* _STATED GOAL_
Collect every line that includes the string "color".
====== DATA SHOWN ======
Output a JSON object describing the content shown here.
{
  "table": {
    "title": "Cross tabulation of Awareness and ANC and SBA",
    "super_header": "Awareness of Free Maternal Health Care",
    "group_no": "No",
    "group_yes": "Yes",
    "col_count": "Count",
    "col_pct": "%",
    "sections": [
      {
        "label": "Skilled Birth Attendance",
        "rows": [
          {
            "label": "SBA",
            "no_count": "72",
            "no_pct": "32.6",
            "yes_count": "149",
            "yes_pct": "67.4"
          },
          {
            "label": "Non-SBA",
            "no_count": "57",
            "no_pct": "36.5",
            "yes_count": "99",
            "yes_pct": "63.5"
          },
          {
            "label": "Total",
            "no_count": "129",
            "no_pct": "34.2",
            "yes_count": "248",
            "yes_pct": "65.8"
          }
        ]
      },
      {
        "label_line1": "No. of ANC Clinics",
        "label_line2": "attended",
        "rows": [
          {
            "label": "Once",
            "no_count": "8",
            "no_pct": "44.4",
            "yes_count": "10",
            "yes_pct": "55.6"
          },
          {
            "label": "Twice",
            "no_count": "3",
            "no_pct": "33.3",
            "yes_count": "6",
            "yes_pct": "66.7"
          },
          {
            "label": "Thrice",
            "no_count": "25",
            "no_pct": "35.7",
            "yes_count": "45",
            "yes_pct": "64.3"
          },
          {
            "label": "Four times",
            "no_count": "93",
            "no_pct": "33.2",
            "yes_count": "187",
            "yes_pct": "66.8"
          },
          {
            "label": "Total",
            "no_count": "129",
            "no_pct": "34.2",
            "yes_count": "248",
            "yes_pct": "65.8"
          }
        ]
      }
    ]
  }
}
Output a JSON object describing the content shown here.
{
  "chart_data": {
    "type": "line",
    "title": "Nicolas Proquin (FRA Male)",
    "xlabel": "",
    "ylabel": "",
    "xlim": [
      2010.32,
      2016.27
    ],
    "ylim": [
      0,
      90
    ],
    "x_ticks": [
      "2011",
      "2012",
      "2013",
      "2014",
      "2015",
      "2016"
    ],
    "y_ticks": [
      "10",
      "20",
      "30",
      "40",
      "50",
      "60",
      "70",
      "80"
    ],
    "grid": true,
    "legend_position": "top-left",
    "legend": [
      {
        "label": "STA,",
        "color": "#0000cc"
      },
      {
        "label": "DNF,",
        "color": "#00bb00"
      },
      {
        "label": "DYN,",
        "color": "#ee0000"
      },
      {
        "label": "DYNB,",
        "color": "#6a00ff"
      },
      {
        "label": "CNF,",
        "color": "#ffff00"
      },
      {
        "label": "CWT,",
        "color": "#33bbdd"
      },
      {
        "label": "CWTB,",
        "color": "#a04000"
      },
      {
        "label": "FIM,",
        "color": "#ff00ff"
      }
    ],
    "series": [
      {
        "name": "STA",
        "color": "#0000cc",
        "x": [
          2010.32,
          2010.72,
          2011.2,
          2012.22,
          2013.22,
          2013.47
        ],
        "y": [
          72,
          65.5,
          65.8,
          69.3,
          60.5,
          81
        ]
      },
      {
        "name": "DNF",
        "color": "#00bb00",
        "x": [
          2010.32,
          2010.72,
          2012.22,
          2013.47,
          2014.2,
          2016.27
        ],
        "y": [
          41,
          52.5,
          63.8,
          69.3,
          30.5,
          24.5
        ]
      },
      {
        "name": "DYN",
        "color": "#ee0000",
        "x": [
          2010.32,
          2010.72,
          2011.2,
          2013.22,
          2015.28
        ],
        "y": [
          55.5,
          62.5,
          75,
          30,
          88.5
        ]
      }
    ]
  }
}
======
* _THE RESPONSE_
        "color": "#0000cc"
        "color": "#00bb00"
        "color": "#ee0000"
        "color": "#6a00ff"
        "color": "#ffff00"
        "color": "#33bbdd"
        "color": "#a04000"
        "color": "#ff00ff"
        "color": "#0000cc",
        "color": "#00bb00",
        "color": "#ee0000",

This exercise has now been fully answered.